— Begin Provided information —

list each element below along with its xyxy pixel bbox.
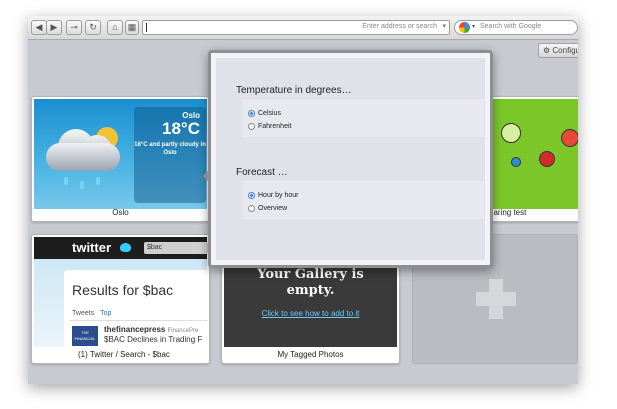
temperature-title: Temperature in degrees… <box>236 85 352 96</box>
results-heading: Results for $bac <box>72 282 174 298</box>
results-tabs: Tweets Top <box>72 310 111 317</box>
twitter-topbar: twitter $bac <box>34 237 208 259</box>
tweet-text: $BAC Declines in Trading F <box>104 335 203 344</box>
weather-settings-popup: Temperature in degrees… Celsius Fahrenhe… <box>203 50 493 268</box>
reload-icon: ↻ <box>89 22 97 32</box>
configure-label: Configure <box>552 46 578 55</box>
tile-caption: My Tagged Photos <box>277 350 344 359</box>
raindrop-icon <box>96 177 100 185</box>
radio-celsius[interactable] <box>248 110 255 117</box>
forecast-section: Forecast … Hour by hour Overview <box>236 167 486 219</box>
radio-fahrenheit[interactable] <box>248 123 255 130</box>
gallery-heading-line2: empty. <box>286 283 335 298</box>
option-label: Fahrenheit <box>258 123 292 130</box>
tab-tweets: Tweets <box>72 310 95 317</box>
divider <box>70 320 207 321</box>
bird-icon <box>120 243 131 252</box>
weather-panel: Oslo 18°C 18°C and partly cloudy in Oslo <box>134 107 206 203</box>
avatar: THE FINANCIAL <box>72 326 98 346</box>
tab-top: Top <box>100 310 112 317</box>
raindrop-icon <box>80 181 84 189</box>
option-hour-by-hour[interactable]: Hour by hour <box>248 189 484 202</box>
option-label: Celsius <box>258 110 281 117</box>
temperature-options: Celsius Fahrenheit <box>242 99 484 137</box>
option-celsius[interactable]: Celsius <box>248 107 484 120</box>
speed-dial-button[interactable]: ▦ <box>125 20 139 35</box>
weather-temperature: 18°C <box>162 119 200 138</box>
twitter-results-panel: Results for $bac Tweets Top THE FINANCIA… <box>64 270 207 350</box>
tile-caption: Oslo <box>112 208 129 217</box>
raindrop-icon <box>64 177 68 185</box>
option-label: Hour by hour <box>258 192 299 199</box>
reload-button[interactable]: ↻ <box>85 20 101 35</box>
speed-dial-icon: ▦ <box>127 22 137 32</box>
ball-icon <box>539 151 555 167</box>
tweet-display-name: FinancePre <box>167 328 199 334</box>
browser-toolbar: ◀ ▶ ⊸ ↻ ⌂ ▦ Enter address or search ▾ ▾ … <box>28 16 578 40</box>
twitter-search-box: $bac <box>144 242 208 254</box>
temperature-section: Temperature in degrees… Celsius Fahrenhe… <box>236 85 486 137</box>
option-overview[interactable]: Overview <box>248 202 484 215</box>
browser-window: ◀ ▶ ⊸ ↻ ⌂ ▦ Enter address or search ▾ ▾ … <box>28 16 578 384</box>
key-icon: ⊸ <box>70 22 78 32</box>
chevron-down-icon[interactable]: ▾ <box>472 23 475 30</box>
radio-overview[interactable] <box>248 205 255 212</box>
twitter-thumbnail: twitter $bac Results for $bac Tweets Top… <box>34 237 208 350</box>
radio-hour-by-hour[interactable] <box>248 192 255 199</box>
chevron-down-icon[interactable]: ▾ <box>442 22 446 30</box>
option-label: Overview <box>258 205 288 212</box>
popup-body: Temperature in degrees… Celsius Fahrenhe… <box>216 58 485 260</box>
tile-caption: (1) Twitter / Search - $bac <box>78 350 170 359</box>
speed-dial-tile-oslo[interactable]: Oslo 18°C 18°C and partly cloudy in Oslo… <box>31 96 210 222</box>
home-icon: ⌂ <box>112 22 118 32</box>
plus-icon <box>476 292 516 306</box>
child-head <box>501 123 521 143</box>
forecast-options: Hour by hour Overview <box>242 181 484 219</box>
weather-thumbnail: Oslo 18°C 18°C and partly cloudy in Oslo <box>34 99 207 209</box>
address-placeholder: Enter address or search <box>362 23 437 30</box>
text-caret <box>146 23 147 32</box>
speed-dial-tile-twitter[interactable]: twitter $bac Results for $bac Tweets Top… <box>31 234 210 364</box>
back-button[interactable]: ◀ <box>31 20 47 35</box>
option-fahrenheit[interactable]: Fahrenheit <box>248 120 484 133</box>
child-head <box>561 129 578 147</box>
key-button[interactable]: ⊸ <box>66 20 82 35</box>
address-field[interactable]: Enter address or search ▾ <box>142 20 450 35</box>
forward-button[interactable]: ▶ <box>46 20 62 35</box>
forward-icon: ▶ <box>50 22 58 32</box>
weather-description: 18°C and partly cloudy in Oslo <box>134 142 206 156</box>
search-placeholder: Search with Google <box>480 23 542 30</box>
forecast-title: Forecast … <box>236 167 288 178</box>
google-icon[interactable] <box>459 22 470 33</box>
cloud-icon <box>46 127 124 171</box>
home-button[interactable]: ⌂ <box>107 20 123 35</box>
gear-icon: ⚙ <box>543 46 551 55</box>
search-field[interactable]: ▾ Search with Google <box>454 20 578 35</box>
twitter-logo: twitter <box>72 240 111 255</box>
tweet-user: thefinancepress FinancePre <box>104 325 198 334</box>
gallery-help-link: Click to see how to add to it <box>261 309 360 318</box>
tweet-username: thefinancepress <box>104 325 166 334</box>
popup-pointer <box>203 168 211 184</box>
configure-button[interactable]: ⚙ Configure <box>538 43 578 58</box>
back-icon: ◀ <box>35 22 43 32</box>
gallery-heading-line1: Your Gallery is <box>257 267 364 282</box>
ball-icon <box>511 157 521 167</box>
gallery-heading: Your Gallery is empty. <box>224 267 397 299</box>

— End Provided information —
— Begin Provided information —

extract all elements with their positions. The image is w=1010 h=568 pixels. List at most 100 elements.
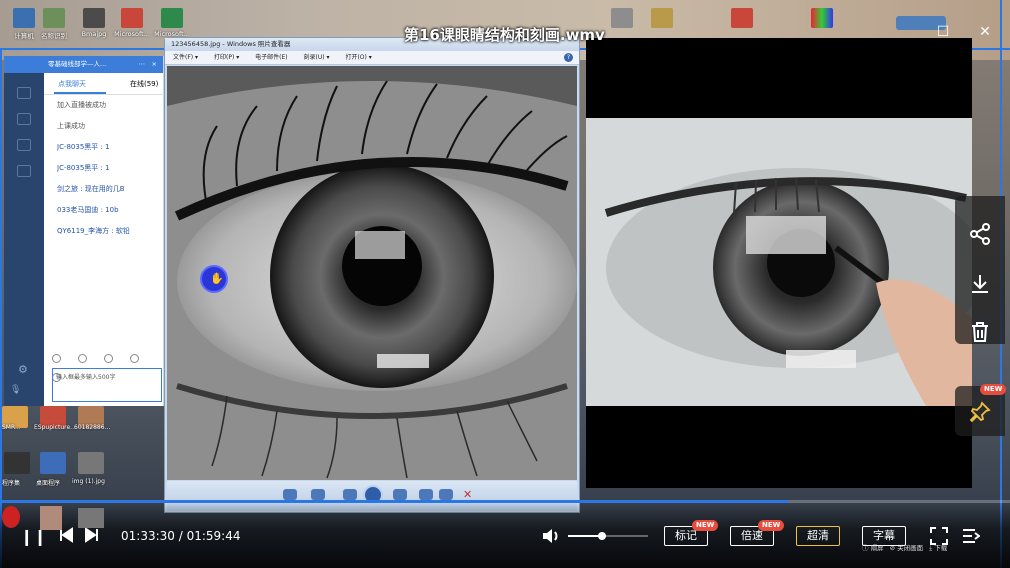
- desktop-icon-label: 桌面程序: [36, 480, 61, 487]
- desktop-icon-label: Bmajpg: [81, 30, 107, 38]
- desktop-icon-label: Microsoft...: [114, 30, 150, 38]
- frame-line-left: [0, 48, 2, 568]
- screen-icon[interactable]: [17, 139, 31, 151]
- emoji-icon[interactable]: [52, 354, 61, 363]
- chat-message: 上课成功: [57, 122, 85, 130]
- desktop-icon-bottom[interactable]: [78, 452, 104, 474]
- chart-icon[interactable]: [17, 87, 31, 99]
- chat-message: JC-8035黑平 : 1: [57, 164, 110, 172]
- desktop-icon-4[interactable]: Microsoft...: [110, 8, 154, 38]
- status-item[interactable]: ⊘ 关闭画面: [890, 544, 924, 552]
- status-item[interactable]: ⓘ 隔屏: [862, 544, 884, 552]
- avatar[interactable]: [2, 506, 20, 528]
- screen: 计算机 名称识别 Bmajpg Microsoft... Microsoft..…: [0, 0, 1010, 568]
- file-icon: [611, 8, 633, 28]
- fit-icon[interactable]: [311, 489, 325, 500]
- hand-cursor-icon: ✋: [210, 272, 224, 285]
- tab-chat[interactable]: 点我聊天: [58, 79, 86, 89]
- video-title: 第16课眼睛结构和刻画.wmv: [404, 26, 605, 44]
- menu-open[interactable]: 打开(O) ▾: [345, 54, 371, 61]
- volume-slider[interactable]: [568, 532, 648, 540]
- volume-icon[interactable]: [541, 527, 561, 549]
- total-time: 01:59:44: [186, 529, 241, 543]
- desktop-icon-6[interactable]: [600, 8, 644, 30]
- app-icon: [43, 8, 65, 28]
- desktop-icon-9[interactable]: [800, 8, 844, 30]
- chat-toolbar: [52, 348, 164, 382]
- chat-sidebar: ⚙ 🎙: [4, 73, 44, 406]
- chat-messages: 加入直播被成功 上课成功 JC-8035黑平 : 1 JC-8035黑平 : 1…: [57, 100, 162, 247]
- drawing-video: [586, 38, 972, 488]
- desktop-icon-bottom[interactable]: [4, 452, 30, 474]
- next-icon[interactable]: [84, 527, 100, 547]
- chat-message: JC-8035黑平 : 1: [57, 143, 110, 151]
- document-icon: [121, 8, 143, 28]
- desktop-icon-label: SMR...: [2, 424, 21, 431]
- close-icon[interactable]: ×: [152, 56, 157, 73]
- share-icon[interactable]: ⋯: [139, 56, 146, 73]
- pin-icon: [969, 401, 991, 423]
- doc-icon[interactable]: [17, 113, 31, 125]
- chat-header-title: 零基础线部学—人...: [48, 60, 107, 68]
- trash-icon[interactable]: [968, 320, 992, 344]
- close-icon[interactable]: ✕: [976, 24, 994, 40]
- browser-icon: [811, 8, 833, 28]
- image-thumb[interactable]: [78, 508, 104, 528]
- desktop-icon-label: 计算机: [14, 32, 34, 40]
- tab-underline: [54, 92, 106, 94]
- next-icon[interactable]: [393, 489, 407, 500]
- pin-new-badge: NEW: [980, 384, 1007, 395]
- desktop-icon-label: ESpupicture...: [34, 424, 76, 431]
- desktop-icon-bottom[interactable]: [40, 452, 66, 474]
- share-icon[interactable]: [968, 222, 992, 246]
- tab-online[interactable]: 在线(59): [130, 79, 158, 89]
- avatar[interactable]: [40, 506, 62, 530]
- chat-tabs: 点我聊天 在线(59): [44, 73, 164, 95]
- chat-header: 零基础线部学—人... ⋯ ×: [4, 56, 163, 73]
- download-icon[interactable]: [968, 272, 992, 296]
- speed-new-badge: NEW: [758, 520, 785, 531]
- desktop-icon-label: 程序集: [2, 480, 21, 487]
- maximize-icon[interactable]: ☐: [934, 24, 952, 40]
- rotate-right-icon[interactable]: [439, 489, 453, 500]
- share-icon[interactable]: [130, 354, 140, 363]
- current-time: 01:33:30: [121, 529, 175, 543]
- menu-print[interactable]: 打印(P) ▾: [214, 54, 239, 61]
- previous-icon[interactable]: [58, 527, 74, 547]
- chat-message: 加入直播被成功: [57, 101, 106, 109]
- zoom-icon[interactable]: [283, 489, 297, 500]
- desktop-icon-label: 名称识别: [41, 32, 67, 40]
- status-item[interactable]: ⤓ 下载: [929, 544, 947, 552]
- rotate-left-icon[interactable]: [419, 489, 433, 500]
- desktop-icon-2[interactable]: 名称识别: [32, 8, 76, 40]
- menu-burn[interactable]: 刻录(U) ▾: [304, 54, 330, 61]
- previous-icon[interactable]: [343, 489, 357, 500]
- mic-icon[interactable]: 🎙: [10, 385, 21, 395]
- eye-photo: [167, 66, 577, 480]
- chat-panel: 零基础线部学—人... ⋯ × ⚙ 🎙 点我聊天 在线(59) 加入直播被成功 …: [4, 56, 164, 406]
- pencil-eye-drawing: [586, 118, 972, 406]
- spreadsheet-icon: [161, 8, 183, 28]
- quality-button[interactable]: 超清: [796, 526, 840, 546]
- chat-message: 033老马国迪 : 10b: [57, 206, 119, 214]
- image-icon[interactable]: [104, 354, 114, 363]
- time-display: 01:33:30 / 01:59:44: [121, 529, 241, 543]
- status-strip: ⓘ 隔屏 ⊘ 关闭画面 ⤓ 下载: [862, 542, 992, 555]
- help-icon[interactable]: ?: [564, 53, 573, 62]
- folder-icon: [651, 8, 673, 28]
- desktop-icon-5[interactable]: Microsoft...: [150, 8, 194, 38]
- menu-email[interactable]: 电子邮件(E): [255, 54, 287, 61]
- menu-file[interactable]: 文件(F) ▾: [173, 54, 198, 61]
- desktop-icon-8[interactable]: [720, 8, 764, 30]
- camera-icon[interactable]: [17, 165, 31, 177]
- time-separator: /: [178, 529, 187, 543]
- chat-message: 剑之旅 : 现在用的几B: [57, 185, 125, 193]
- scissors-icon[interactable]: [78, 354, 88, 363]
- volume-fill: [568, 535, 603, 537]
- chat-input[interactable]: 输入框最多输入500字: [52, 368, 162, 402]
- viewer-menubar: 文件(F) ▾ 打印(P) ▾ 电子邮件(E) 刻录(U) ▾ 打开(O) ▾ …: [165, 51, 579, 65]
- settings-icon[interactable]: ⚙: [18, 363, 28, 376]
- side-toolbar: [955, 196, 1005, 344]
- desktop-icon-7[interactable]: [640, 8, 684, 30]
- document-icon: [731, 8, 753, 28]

— End Provided information —

-- Exercise aim --
Copy the rows from the line that contains "temperature-title: Temperature in" up to and including the line that contains "option-overview[interactable]: Overview <box>248", reproducing each line without change.

-- The output --
temperature-title: Temperature in degrees… <box>236 85 352 96</box>
results-heading: Results for $bac <box>72 282 174 298</box>
results-tabs: Tweets Top <box>72 310 111 317</box>
twitter-topbar: twitter $bac <box>34 237 208 259</box>
tweet-text: $BAC Declines in Trading F <box>104 335 203 344</box>
weather-settings-popup: Temperature in degrees… Celsius Fahrenhe… <box>203 50 493 268</box>
reload-icon: ↻ <box>89 22 97 32</box>
configure-label: Configure <box>552 46 578 55</box>
tile-caption: My Tagged Photos <box>277 350 344 359</box>
raindrop-icon <box>96 177 100 185</box>
radio-celsius[interactable] <box>248 110 255 117</box>
forecast-section: Forecast … Hour by hour Overview <box>236 167 486 219</box>
radio-fahrenheit[interactable] <box>248 123 255 130</box>
gallery-heading-line2: empty. <box>286 283 335 298</box>
option-label: Fahrenheit <box>258 123 292 130</box>
tab-tweets: Tweets <box>72 310 95 317</box>
divider <box>70 320 207 321</box>
bird-icon <box>120 243 131 252</box>
weather-panel: Oslo 18°C 18°C and partly cloudy in Oslo <box>134 107 206 203</box>
avatar: THE FINANCIAL <box>72 326 98 346</box>
tab-top: Top <box>100 310 112 317</box>
raindrop-icon <box>80 181 84 189</box>
option-hour-by-hour[interactable]: Hour by hour <box>248 189 484 202</box>
option-label: Celsius <box>258 110 281 117</box>
temperature-options: Celsius Fahrenheit <box>242 99 484 137</box>
option-celsius[interactable]: Celsius <box>248 107 484 120</box>
speed-dial-button[interactable]: ▦ <box>125 20 139 35</box>
weather-temperature: 18°C <box>162 119 200 138</box>
twitter-results-panel: Results for $bac Tweets Top THE FINANCIA… <box>64 270 207 350</box>
tile-caption: Oslo <box>112 208 129 217</box>
raindrop-icon <box>64 177 68 185</box>
option-label: Hour by hour <box>258 192 299 199</box>
reload-button[interactable]: ↻ <box>85 20 101 35</box>
speed-dial-icon: ▦ <box>127 22 137 32</box>
ball-icon <box>539 151 555 167</box>
tweet-display-name: FinancePre <box>167 328 199 334</box>
browser-toolbar: ◀ ▶ ⊸ ↻ ⌂ ▦ Enter address or search ▾ ▾ … <box>28 16 578 40</box>
twitter-search-box: $bac <box>144 242 208 254</box>
temperature-section: Temperature in degrees… Celsius Fahrenhe… <box>236 85 486 137</box>
option-overview[interactable]: Overview <box>248 202 484 215</box>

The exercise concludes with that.